- [STORED RECORDS]
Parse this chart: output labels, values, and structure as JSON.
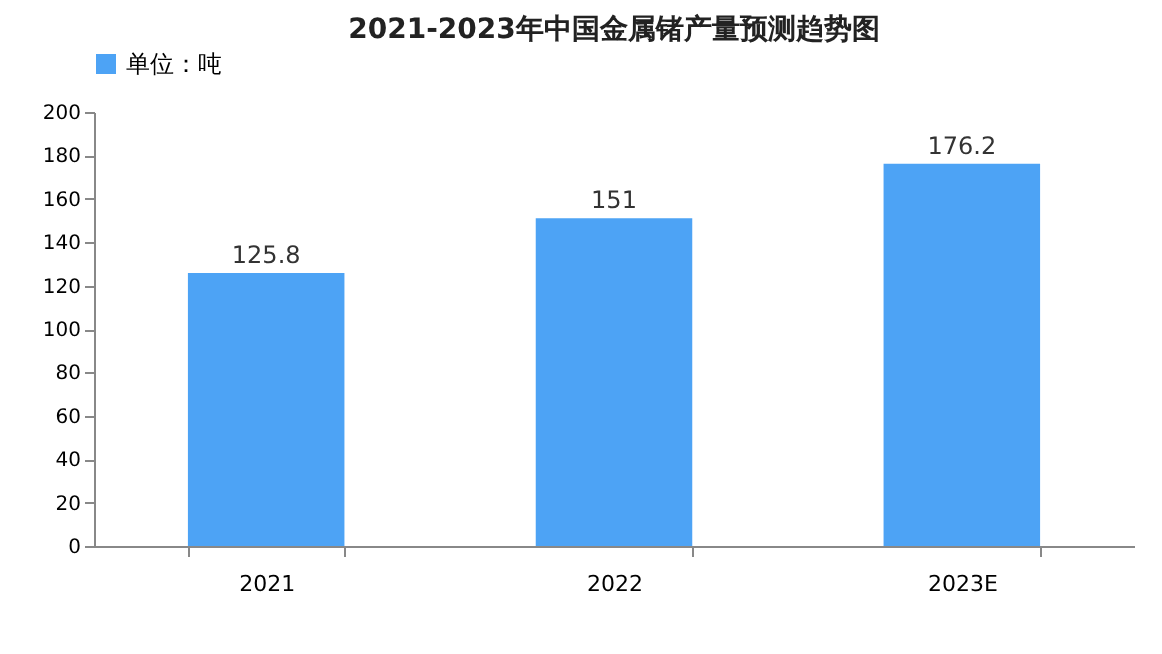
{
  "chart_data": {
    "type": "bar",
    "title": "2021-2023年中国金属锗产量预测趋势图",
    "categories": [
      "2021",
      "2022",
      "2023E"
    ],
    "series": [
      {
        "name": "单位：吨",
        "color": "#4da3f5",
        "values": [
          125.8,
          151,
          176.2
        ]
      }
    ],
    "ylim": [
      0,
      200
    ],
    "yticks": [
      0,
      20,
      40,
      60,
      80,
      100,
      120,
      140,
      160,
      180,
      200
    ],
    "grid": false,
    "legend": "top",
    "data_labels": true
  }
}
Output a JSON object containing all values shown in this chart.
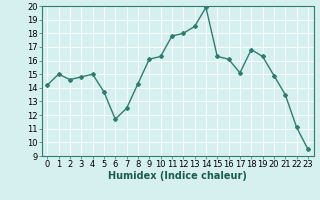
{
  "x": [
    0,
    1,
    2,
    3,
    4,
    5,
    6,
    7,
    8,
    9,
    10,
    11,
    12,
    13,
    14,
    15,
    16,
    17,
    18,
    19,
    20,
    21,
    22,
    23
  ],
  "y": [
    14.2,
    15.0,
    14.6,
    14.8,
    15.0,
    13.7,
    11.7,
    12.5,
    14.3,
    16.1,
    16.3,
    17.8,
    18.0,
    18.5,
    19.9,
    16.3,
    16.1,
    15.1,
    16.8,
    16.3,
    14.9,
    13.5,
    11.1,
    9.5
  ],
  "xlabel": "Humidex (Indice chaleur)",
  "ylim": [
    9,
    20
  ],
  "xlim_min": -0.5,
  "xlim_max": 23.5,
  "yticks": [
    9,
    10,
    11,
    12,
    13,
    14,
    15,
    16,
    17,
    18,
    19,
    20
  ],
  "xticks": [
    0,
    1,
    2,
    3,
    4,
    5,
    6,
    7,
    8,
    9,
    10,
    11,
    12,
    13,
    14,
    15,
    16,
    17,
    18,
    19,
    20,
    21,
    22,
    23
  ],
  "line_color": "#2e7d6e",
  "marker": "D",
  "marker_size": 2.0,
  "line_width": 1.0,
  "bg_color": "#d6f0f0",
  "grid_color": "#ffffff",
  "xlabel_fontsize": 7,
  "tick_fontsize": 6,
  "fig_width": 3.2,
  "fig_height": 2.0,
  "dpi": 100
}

- [TASK DETAILS] Every record is to be reproduced exactly, with no pictures included.

- [SOLUTION TO THIS TASK]
Parse this chart: output labels, values, and structure as JSON.
{
  "chart_data": {
    "type": "bar",
    "title": "2021-2023年中国金属锗产量预测趋势图",
    "categories": [
      "2021",
      "2022",
      "2023E"
    ],
    "series": [
      {
        "name": "单位：吨",
        "color": "#4da3f5",
        "values": [
          125.8,
          151,
          176.2
        ]
      }
    ],
    "ylim": [
      0,
      200
    ],
    "yticks": [
      0,
      20,
      40,
      60,
      80,
      100,
      120,
      140,
      160,
      180,
      200
    ],
    "grid": false,
    "legend": "top",
    "data_labels": true
  }
}
Output a JSON object containing all values shown in this chart.
{
  "x": [
    0,
    1,
    2,
    3,
    4,
    5,
    6,
    7,
    8,
    9,
    10,
    11,
    12,
    13,
    14,
    15,
    16,
    17,
    18,
    19,
    20,
    21,
    22,
    23
  ],
  "y": [
    14.2,
    15.0,
    14.6,
    14.8,
    15.0,
    13.7,
    11.7,
    12.5,
    14.3,
    16.1,
    16.3,
    17.8,
    18.0,
    18.5,
    19.9,
    16.3,
    16.1,
    15.1,
    16.8,
    16.3,
    14.9,
    13.5,
    11.1,
    9.5
  ],
  "xlabel": "Humidex (Indice chaleur)",
  "ylim": [
    9,
    20
  ],
  "xlim_min": -0.5,
  "xlim_max": 23.5,
  "yticks": [
    9,
    10,
    11,
    12,
    13,
    14,
    15,
    16,
    17,
    18,
    19,
    20
  ],
  "xticks": [
    0,
    1,
    2,
    3,
    4,
    5,
    6,
    7,
    8,
    9,
    10,
    11,
    12,
    13,
    14,
    15,
    16,
    17,
    18,
    19,
    20,
    21,
    22,
    23
  ],
  "line_color": "#2e7d6e",
  "marker": "D",
  "marker_size": 2.0,
  "line_width": 1.0,
  "bg_color": "#d6f0f0",
  "grid_color": "#ffffff",
  "xlabel_fontsize": 7,
  "tick_fontsize": 6,
  "fig_width": 3.2,
  "fig_height": 2.0,
  "dpi": 100
}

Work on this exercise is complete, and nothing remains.